== Aim ==
Give back the whole listing exactly as shown.
==================================================
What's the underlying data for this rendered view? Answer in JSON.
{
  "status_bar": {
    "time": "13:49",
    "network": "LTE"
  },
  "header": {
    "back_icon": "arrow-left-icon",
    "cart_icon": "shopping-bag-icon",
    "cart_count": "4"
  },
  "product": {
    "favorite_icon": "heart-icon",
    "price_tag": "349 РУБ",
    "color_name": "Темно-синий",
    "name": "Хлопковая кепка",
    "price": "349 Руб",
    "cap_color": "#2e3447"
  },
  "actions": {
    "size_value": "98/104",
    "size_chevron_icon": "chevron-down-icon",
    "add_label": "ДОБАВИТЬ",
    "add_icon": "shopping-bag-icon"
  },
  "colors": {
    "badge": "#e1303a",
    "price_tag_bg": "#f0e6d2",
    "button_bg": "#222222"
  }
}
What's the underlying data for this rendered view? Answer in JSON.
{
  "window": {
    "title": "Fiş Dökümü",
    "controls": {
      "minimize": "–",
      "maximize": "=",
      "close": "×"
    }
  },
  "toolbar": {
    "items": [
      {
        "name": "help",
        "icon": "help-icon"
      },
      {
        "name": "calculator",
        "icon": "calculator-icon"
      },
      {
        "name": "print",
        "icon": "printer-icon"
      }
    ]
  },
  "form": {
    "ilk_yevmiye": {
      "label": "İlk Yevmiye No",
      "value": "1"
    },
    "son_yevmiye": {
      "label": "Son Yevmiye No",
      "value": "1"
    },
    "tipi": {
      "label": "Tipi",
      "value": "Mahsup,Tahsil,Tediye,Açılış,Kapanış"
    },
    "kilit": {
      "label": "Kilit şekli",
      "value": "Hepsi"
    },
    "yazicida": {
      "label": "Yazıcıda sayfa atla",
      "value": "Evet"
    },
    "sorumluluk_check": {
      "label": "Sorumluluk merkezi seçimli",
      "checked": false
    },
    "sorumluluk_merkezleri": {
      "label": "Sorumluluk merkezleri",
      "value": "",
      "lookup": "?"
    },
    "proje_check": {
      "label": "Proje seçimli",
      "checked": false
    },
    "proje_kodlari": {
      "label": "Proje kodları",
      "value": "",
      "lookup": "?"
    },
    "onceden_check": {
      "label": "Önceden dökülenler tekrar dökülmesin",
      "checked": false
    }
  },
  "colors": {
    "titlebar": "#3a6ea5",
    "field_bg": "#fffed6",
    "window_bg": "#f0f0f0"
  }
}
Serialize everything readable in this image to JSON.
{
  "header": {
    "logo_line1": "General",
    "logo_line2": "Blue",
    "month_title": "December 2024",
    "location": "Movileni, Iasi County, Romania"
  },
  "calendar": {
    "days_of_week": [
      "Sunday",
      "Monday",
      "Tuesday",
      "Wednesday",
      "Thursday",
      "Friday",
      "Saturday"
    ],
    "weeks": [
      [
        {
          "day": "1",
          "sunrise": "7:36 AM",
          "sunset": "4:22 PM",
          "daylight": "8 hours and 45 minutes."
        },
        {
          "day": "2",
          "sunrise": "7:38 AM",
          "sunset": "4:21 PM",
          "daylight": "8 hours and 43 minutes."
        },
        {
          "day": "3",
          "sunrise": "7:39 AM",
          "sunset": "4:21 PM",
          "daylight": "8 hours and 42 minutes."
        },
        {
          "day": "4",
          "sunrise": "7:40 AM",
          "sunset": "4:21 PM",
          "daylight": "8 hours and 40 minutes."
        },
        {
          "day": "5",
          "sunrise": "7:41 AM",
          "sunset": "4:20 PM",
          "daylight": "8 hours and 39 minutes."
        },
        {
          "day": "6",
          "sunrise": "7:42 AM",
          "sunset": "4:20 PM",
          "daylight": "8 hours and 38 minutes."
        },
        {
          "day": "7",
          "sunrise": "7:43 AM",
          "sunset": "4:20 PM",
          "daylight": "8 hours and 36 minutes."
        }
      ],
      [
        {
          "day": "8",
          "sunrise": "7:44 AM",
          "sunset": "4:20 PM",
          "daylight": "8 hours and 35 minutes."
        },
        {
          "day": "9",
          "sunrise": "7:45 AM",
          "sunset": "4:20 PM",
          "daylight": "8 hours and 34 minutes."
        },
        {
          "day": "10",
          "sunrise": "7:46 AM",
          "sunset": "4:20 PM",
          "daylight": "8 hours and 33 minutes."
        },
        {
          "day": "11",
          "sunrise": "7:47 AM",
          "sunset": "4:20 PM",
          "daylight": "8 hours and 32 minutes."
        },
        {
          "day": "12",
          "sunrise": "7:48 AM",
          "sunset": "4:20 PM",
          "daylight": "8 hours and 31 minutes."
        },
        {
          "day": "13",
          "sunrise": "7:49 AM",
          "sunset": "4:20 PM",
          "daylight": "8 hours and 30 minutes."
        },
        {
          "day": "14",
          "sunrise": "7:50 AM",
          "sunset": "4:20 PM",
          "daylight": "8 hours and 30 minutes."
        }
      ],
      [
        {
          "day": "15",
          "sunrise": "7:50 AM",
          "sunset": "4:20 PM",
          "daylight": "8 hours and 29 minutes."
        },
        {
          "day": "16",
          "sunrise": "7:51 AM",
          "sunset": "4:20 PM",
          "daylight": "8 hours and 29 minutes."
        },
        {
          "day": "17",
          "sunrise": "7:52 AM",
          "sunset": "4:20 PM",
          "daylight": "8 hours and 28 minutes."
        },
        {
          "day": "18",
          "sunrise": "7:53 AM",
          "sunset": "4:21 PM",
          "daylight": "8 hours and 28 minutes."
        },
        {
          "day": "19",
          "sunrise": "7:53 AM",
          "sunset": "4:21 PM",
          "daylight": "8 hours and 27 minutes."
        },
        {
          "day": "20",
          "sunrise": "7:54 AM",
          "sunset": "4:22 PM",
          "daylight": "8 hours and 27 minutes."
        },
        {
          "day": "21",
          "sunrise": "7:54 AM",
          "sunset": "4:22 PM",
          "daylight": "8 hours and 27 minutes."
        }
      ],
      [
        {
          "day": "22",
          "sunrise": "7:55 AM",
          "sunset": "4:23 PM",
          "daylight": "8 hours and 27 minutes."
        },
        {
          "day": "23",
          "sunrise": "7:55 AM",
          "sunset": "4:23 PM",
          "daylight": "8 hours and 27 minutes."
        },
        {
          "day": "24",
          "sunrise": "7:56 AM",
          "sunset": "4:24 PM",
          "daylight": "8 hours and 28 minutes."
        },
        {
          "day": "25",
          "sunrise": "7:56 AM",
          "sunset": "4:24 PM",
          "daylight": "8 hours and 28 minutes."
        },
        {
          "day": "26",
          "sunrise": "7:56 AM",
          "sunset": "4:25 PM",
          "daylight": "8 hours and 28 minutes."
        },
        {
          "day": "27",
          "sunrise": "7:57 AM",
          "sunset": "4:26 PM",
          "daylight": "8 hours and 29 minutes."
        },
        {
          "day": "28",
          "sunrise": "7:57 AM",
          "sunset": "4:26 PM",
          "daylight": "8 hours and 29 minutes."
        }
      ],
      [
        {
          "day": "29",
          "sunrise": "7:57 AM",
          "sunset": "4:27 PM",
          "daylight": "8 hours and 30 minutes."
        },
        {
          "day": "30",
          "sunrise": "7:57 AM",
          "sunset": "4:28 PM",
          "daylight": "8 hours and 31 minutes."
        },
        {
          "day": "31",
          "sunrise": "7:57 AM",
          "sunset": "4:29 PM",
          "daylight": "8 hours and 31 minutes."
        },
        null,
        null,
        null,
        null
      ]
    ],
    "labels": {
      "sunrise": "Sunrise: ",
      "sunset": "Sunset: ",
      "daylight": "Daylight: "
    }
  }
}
==================================================
== Task solution ==
What's the underlying data for this rendered view? Answer in JSON.
{
  "status_bar": {
    "time": "13:49",
    "network": "LTE"
  },
  "header": {
    "back_icon": "arrow-left-icon",
    "cart_icon": "shopping-bag-icon",
    "cart_count": "4"
  },
  "product": {
    "favorite_icon": "heart-icon",
    "price_tag": "349 РУБ",
    "color_name": "Темно-синий",
    "name": "Хлопковая кепка",
    "price": "349 Руб",
    "cap_color": "#2e3447"
  },
  "actions": {
    "size_value": "98/104",
    "size_chevron_icon": "chevron-down-icon",
    "add_label": "ДОБАВИТЬ",
    "add_icon": "shopping-bag-icon"
  },
  "colors": {
    "badge": "#e1303a",
    "price_tag_bg": "#f0e6d2",
    "button_bg": "#222222"
  }
}
What's the underlying data for this rendered view? Answer in JSON.
{
  "window": {
    "title": "Fiş Dökümü",
    "controls": {
      "minimize": "–",
      "maximize": "=",
      "close": "×"
    }
  },
  "toolbar": {
    "items": [
      {
        "name": "help",
        "icon": "help-icon"
      },
      {
        "name": "calculator",
        "icon": "calculator-icon"
      },
      {
        "name": "print",
        "icon": "printer-icon"
      }
    ]
  },
  "form": {
    "ilk_yevmiye": {
      "label": "İlk Yevmiye No",
      "value": "1"
    },
    "son_yevmiye": {
      "label": "Son Yevmiye No",
      "value": "1"
    },
    "tipi": {
      "label": "Tipi",
      "value": "Mahsup,Tahsil,Tediye,Açılış,Kapanış"
    },
    "kilit": {
      "label": "Kilit şekli",
      "value": "Hepsi"
    },
    "yazicida": {
      "label": "Yazıcıda sayfa atla",
      "value": "Evet"
    },
    "sorumluluk_check": {
      "label": "Sorumluluk merkezi seçimli",
      "checked": false
    },
    "sorumluluk_merkezleri": {
      "label": "Sorumluluk merkezleri",
      "value": "",
      "lookup": "?"
    },
    "proje_check": {
      "label": "Proje seçimli",
      "checked": false
    },
    "proje_kodlari": {
      "label": "Proje kodları",
      "value": "",
      "lookup": "?"
    },
    "onceden_check": {
      "label": "Önceden dökülenler tekrar dökülmesin",
      "checked": false
    }
  },
  "colors": {
    "titlebar": "#3a6ea5",
    "field_bg": "#fffed6",
    "window_bg": "#f0f0f0"
  }
}
Serialize everything readable in this image to JSON.
{
  "header": {
    "logo_line1": "General",
    "logo_line2": "Blue",
    "month_title": "December 2024",
    "location": "Movileni, Iasi County, Romania"
  },
  "calendar": {
    "days_of_week": [
      "Sunday",
      "Monday",
      "Tuesday",
      "Wednesday",
      "Thursday",
      "Friday",
      "Saturday"
    ],
    "weeks": [
      [
        {
          "day": "1",
          "sunrise": "7:36 AM",
          "sunset": "4:22 PM",
          "daylight": "8 hours and 45 minutes."
        },
        {
          "day": "2",
          "sunrise": "7:38 AM",
          "sunset": "4:21 PM",
          "daylight": "8 hours and 43 minutes."
        },
        {
          "day": "3",
          "sunrise": "7:39 AM",
          "sunset": "4:21 PM",
          "daylight": "8 hours and 42 minutes."
        },
        {
          "day": "4",
          "sunrise": "7:40 AM",
          "sunset": "4:21 PM",
          "daylight": "8 hours and 40 minutes."
        },
        {
          "day": "5",
          "sunrise": "7:41 AM",
          "sunset": "4:20 PM",
          "daylight": "8 hours and 39 minutes."
        },
        {
          "day": "6",
          "sunrise": "7:42 AM",
          "sunset": "4:20 PM",
          "daylight": "8 hours and 38 minutes."
        },
        {
          "day": "7",
          "sunrise": "7:43 AM",
          "sunset": "4:20 PM",
          "daylight": "8 hours and 36 minutes."
        }
      ],
      [
        {
          "day": "8",
          "sunrise": "7:44 AM",
          "sunset": "4:20 PM",
          "daylight": "8 hours and 35 minutes."
        },
        {
          "day": "9",
          "sunrise": "7:45 AM",
          "sunset": "4:20 PM",
          "daylight": "8 hours and 34 minutes."
        },
        {
          "day": "10",
          "sunrise": "7:46 AM",
          "sunset": "4:20 PM",
          "daylight": "8 hours and 33 minutes."
        },
        {
          "day": "11",
          "sunrise": "7:47 AM",
          "sunset": "4:20 PM",
          "daylight": "8 hours and 32 minutes."
        },
        {
          "day": "12",
          "sunrise": "7:48 AM",
          "sunset": "4:20 PM",
          "daylight": "8 hours and 31 minutes."
        },
        {
          "day": "13",
          "sunrise": "7:49 AM",
          "sunset": "4:20 PM",
          "daylight": "8 hours and 30 minutes."
        },
        {
          "day": "14",
          "sunrise": "7:50 AM",
          "sunset": "4:20 PM",
          "daylight": "8 hours and 30 minutes."
        }
      ],
      [
        {
          "day": "15",
          "sunrise": "7:50 AM",
          "sunset": "4:20 PM",
          "daylight": "8 hours and 29 minutes."
        },
        {
          "day": "16",
          "sunrise": "7:51 AM",
          "sunset": "4:20 PM",
          "daylight": "8 hours and 29 minutes."
        },
        {
          "day": "17",
          "sunrise": "7:52 AM",
          "sunset": "4:20 PM",
          "daylight": "8 hours and 28 minutes."
        },
        {
          "day": "18",
          "sunrise": "7:53 AM",
          "sunset": "4:21 PM",
          "daylight": "8 hours and 28 minutes."
        },
        {
          "day": "19",
          "sunrise": "7:53 AM",
          "sunset": "4:21 PM",
          "daylight": "8 hours and 27 minutes."
        },
        {
          "day": "20",
          "sunrise": "7:54 AM",
          "sunset": "4:22 PM",
          "daylight": "8 hours and 27 minutes."
        },
        {
          "day": "21",
          "sunrise": "7:54 AM",
          "sunset": "4:22 PM",
          "daylight": "8 hours and 27 minutes."
        }
      ],
      [
        {
          "day": "22",
          "sunrise": "7:55 AM",
          "sunset": "4:23 PM",
          "daylight": "8 hours and 27 minutes."
        },
        {
          "day": "23",
          "sunrise": "7:55 AM",
          "sunset": "4:23 PM",
          "daylight": "8 hours and 27 minutes."
        },
        {
          "day": "24",
          "sunrise": "7:56 AM",
          "sunset": "4:24 PM",
          "daylight": "8 hours and 28 minutes."
        },
        {
          "day": "25",
          "sunrise": "7:56 AM",
          "sunset": "4:24 PM",
          "daylight": "8 hours and 28 minutes."
        },
        {
          "day": "26",
          "sunrise": "7:56 AM",
          "sunset": "4:25 PM",
          "daylight": "8 hours and 28 minutes."
        },
        {
          "day": "27",
          "sunrise": "7:57 AM",
          "sunset": "4:26 PM",
          "daylight": "8 hours and 29 minutes."
        },
        {
          "day": "28",
          "sunrise": "7:57 AM",
          "sunset": "4:26 PM",
          "daylight": "8 hours and 29 minutes."
        }
      ],
      [
        {
          "day": "29",
          "sunrise": "7:57 AM",
          "sunset": "4:27 PM",
          "daylight": "8 hours and 30 minutes."
        },
        {
          "day": "30",
          "sunrise": "7:57 AM",
          "sunset": "4:28 PM",
          "daylight": "8 hours and 31 minutes."
        },
        {
          "day": "31",
          "sunrise": "7:57 AM",
          "sunset": "4:29 PM",
          "daylight": "8 hours and 31 minutes."
        },
        null,
        null,
        null,
        null
      ]
    ],
    "labels": {
      "sunrise": "Sunrise: ",
      "sunset": "Sunset: ",
      "daylight": "Daylight: "
    }
  }
}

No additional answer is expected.